(Collected data entries)
○ ○ ○ ○ ○ ○ ○

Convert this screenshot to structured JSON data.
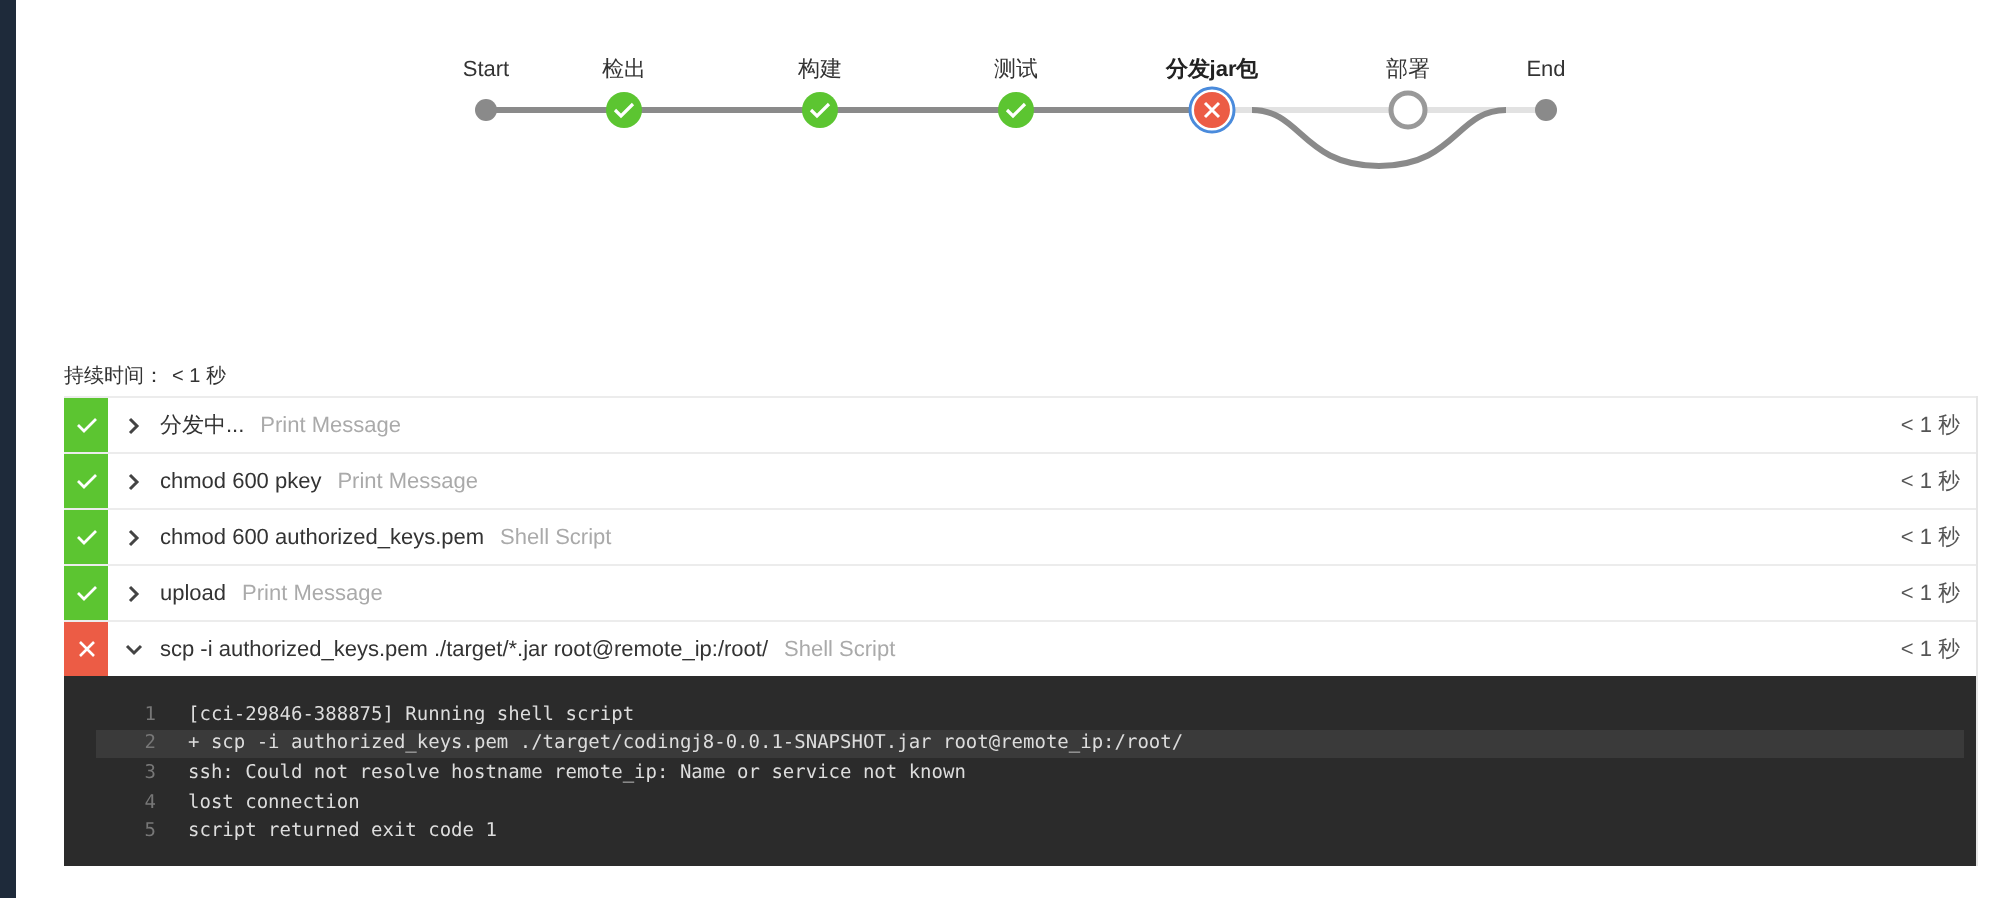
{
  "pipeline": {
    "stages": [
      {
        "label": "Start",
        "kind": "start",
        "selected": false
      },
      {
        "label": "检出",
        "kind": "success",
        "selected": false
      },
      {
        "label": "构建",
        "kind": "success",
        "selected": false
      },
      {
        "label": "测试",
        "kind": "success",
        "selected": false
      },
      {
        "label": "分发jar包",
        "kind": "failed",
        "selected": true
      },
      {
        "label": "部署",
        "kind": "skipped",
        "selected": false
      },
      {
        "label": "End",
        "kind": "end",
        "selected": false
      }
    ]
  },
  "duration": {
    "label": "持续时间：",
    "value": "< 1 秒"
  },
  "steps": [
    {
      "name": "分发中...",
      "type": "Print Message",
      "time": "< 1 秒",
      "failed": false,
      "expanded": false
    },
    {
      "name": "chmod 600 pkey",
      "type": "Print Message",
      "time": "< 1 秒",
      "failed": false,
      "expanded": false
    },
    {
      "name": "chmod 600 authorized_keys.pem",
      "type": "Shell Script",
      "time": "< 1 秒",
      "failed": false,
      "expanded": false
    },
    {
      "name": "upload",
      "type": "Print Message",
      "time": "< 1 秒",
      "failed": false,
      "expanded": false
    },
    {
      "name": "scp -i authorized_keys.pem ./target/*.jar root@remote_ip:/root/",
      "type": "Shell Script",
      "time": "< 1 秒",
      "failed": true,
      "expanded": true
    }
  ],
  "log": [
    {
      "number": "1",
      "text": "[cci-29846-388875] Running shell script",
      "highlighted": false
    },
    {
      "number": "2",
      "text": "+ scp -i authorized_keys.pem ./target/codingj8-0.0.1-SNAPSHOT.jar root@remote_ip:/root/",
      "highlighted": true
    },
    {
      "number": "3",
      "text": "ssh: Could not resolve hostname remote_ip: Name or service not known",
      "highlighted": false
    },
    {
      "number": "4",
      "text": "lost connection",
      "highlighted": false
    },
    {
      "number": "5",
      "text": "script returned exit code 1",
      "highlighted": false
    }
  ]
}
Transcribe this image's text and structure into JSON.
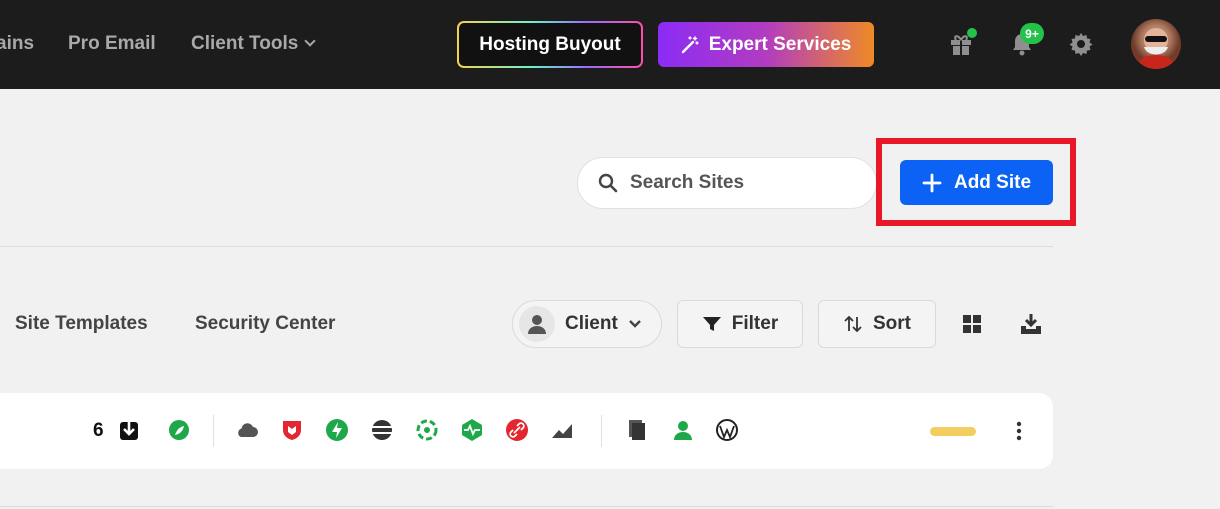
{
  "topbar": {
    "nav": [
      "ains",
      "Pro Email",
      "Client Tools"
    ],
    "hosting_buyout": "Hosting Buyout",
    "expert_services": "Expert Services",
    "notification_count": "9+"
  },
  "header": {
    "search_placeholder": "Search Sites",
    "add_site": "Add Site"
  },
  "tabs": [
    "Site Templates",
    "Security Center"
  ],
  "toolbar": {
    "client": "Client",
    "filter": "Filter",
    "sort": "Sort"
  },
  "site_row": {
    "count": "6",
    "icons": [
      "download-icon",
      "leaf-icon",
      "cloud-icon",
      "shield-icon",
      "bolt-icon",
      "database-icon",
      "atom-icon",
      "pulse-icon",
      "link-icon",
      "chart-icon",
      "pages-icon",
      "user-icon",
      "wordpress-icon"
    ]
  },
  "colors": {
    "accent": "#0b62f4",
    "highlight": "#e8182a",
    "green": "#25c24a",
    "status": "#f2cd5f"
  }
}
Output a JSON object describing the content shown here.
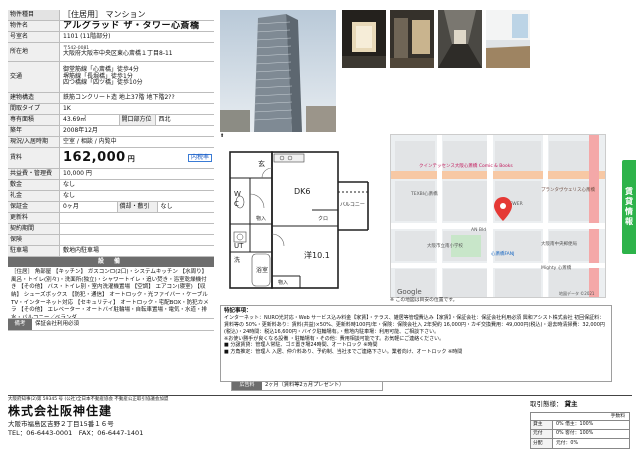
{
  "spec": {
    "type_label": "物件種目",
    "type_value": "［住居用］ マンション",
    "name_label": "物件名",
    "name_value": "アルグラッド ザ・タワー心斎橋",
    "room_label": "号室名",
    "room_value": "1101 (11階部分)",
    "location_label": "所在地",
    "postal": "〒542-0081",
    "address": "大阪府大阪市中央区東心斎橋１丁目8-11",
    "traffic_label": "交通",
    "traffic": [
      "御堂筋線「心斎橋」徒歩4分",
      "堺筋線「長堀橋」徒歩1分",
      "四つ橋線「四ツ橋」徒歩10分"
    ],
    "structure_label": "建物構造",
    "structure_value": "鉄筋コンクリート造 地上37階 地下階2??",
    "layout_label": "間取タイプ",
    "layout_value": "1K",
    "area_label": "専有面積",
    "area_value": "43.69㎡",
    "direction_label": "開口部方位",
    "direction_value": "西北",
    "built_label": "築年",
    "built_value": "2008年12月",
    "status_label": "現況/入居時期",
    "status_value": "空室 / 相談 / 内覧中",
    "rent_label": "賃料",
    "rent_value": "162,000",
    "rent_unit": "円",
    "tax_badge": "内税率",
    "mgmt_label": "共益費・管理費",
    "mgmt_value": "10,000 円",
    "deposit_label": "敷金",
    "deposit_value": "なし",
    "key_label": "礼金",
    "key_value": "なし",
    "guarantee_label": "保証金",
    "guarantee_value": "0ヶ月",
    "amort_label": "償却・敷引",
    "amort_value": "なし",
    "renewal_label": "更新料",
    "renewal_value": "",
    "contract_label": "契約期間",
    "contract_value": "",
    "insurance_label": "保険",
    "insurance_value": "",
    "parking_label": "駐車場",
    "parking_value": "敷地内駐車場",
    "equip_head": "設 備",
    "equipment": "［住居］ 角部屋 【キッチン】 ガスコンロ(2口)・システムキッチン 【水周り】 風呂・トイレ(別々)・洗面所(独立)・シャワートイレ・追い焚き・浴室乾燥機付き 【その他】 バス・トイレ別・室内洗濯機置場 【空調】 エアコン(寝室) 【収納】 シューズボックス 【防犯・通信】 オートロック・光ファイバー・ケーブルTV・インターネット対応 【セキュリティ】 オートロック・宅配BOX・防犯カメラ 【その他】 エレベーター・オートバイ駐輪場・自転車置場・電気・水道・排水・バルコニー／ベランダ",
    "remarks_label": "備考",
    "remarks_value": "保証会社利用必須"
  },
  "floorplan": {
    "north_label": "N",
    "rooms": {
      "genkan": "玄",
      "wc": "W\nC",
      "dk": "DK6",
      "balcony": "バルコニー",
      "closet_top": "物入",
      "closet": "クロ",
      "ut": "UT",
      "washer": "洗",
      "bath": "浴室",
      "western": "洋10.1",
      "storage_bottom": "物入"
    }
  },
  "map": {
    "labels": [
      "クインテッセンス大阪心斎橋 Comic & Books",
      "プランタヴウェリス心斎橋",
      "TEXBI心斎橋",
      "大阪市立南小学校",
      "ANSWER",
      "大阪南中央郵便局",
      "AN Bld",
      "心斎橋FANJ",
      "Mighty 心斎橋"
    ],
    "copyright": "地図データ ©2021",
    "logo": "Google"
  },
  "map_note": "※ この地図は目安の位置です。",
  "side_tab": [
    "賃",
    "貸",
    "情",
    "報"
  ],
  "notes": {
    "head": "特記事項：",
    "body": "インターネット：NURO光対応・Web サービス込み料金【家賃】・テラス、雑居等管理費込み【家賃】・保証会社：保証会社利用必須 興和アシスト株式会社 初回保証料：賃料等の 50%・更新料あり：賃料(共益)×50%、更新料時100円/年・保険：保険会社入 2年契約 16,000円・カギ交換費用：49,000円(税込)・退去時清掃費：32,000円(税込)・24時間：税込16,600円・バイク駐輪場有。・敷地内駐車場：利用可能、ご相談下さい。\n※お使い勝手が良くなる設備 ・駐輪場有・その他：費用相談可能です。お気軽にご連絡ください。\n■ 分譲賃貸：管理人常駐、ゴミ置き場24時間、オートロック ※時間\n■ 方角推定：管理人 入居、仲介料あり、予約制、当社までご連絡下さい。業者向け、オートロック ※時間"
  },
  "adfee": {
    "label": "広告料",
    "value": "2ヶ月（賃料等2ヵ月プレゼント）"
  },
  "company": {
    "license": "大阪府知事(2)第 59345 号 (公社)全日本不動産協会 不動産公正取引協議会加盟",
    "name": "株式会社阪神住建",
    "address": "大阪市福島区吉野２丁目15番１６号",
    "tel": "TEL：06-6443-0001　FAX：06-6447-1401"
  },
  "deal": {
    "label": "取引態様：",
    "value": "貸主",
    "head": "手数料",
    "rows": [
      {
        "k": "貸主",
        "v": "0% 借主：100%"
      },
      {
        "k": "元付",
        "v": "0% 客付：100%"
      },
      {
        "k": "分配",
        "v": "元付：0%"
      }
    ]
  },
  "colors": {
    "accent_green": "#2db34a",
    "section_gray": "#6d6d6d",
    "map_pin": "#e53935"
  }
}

○ ○ ○ ○ ○ ○ ○

Track down all lines above with the string "chmod" and copy them.

      "name": "chmod 600 pkey",
      "name": "chmod 600 authorized_keys.pem",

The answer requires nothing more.